=== Information supplied ===

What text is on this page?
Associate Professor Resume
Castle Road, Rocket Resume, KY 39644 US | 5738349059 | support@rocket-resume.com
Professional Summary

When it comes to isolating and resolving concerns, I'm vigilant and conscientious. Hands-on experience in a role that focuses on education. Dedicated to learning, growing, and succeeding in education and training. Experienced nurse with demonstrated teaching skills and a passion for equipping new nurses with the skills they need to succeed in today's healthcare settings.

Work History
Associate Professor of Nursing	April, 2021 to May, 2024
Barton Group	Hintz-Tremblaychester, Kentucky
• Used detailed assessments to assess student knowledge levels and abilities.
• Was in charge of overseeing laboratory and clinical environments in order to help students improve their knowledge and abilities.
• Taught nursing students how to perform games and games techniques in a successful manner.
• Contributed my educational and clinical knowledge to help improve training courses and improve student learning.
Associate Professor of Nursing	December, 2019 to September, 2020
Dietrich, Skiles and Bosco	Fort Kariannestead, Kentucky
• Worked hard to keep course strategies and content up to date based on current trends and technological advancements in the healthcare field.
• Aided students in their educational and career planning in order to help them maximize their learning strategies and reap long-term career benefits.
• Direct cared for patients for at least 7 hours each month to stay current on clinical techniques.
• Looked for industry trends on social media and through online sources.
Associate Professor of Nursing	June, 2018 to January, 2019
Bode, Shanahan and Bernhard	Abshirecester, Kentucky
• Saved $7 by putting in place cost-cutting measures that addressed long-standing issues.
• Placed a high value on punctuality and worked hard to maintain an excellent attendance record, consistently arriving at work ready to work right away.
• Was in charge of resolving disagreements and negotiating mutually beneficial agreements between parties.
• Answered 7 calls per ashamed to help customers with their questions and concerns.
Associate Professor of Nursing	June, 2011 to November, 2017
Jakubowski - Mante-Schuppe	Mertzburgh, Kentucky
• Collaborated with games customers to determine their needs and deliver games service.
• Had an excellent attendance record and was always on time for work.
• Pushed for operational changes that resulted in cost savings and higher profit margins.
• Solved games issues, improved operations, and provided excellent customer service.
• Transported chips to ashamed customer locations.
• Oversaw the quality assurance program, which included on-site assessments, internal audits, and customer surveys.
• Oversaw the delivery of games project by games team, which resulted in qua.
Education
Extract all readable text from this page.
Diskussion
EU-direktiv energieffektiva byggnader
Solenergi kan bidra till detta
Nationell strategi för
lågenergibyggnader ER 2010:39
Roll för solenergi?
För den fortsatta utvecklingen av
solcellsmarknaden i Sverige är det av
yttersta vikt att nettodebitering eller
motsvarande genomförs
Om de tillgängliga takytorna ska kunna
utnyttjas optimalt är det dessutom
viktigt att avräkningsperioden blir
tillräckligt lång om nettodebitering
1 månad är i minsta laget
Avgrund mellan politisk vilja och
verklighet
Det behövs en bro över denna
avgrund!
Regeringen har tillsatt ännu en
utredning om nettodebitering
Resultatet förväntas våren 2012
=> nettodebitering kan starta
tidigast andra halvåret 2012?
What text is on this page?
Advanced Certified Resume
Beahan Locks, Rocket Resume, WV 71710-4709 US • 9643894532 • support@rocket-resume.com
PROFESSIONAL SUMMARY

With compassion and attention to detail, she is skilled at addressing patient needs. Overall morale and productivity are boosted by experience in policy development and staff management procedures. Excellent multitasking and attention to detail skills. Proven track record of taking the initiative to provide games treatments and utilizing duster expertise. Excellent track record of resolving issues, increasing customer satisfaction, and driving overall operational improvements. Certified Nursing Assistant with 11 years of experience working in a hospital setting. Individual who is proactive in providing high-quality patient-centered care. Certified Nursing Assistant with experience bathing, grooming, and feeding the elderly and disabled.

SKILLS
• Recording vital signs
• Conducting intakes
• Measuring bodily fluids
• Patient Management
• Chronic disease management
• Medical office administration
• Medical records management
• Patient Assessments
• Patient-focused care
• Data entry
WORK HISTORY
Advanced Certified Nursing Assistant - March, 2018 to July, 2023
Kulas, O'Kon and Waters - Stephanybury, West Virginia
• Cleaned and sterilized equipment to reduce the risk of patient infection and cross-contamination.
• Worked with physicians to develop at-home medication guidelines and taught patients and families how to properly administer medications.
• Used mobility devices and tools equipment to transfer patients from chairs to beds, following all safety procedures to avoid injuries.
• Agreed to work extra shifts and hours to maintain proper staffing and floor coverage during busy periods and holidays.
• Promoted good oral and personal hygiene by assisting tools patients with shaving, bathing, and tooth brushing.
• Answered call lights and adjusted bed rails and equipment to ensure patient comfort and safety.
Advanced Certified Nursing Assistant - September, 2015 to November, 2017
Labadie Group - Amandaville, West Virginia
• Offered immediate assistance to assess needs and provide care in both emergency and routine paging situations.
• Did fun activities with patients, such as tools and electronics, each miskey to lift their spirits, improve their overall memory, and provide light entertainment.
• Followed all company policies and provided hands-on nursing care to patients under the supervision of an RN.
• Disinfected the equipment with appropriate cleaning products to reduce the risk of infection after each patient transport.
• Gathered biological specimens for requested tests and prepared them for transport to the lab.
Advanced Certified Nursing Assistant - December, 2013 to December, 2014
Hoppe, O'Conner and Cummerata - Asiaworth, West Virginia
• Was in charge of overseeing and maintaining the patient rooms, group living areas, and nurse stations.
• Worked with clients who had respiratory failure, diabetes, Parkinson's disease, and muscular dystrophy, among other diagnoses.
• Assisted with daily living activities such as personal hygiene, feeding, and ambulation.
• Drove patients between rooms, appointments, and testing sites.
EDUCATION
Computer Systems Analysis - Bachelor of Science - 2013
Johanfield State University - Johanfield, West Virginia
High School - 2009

===

*Exercise directions*
The whole listing above, restated word for word, is the required answer.

*Exercise response*
What text is on this page?
Associate Professor Resume
Castle Road, Rocket Resume, KY 39644 US | 5738349059 | support@rocket-resume.com
Professional Summary

When it comes to isolating and resolving concerns, I'm vigilant and conscientious. Hands-on experience in a role that focuses on education. Dedicated to learning, growing, and succeeding in education and training. Experienced nurse with demonstrated teaching skills and a passion for equipping new nurses with the skills they need to succeed in today's healthcare settings.

Work History
Associate Professor of Nursing	April, 2021 to May, 2024
Barton Group	Hintz-Tremblaychester, Kentucky
• Used detailed assessments to assess student knowledge levels and abilities.
• Was in charge of overseeing laboratory and clinical environments in order to help students improve their knowledge and abilities.
• Taught nursing students how to perform games and games techniques in a successful manner.
• Contributed my educational and clinical knowledge to help improve training courses and improve student learning.
Associate Professor of Nursing	December, 2019 to September, 2020
Dietrich, Skiles and Bosco	Fort Kariannestead, Kentucky
• Worked hard to keep course strategies and content up to date based on current trends and technological advancements in the healthcare field.
• Aided students in their educational and career planning in order to help them maximize their learning strategies and reap long-term career benefits.
• Direct cared for patients for at least 7 hours each month to stay current on clinical techniques.
• Looked for industry trends on social media and through online sources.
Associate Professor of Nursing	June, 2018 to January, 2019
Bode, Shanahan and Bernhard	Abshirecester, Kentucky
• Saved $7 by putting in place cost-cutting measures that addressed long-standing issues.
• Placed a high value on punctuality and worked hard to maintain an excellent attendance record, consistently arriving at work ready to work right away.
• Was in charge of resolving disagreements and negotiating mutually beneficial agreements between parties.
• Answered 7 calls per ashamed to help customers with their questions and concerns.
Associate Professor of Nursing	June, 2011 to November, 2017
Jakubowski - Mante-Schuppe	Mertzburgh, Kentucky
• Collaborated with games customers to determine their needs and deliver games service.
• Had an excellent attendance record and was always on time for work.
• Pushed for operational changes that resulted in cost savings and higher profit margins.
• Solved games issues, improved operations, and provided excellent customer service.
• Transported chips to ashamed customer locations.
• Oversaw the quality assurance program, which included on-site assessments, internal audits, and customer surveys.
• Oversaw the delivery of games project by games team, which resulted in qua.
Education
Extract all readable text from this page.
Diskussion
EU-direktiv energieffektiva byggnader
Solenergi kan bidra till detta
Nationell strategi för
lågenergibyggnader ER 2010:39
Roll för solenergi?
För den fortsatta utvecklingen av
solcellsmarknaden i Sverige är det av
yttersta vikt att nettodebitering eller
motsvarande genomförs
Om de tillgängliga takytorna ska kunna
utnyttjas optimalt är det dessutom
viktigt att avräkningsperioden blir
tillräckligt lång om nettodebitering
1 månad är i minsta laget
Avgrund mellan politisk vilja och
verklighet
Det behövs en bro över denna
avgrund!
Regeringen har tillsatt ännu en
utredning om nettodebitering
Resultatet förväntas våren 2012
=> nettodebitering kan starta
tidigast andra halvåret 2012?
What text is on this page?
Advanced Certified Resume
Beahan Locks, Rocket Resume, WV 71710-4709 US • 9643894532 • support@rocket-resume.com
PROFESSIONAL SUMMARY

With compassion and attention to detail, she is skilled at addressing patient needs. Overall morale and productivity are boosted by experience in policy development and staff management procedures. Excellent multitasking and attention to detail skills. Proven track record of taking the initiative to provide games treatments and utilizing duster expertise. Excellent track record of resolving issues, increasing customer satisfaction, and driving overall operational improvements. Certified Nursing Assistant with 11 years of experience working in a hospital setting. Individual who is proactive in providing high-quality patient-centered care. Certified Nursing Assistant with experience bathing, grooming, and feeding the elderly and disabled.

SKILLS
• Recording vital signs
• Conducting intakes
• Measuring bodily fluids
• Patient Management
• Chronic disease management
• Medical office administration
• Medical records management
• Patient Assessments
• Patient-focused care
• Data entry
WORK HISTORY
Advanced Certified Nursing Assistant - March, 2018 to July, 2023
Kulas, O'Kon and Waters - Stephanybury, West Virginia
• Cleaned and sterilized equipment to reduce the risk of patient infection and cross-contamination.
• Worked with physicians to develop at-home medication guidelines and taught patients and families how to properly administer medications.
• Used mobility devices and tools equipment to transfer patients from chairs to beds, following all safety procedures to avoid injuries.
• Agreed to work extra shifts and hours to maintain proper staffing and floor coverage during busy periods and holidays.
• Promoted good oral and personal hygiene by assisting tools patients with shaving, bathing, and tooth brushing.
• Answered call lights and adjusted bed rails and equipment to ensure patient comfort and safety.
Advanced Certified Nursing Assistant - September, 2015 to November, 2017
Labadie Group - Amandaville, West Virginia
• Offered immediate assistance to assess needs and provide care in both emergency and routine paging situations.
• Did fun activities with patients, such as tools and electronics, each miskey to lift their spirits, improve their overall memory, and provide light entertainment.
• Followed all company policies and provided hands-on nursing care to patients under the supervision of an RN.
• Disinfected the equipment with appropriate cleaning products to reduce the risk of infection after each patient transport.
• Gathered biological specimens for requested tests and prepared them for transport to the lab.
Advanced Certified Nursing Assistant - December, 2013 to December, 2014
Hoppe, O'Conner and Cummerata - Asiaworth, West Virginia
• Was in charge of overseeing and maintaining the patient rooms, group living areas, and nurse stations.
• Worked with clients who had respiratory failure, diabetes, Parkinson's disease, and muscular dystrophy, among other diagnoses.
• Assisted with daily living activities such as personal hygiene, feeding, and ambulation.
• Drove patients between rooms, appointments, and testing sites.
EDUCATION
Computer Systems Analysis - Bachelor of Science - 2013
Johanfield State University - Johanfield, West Virginia
High School - 2009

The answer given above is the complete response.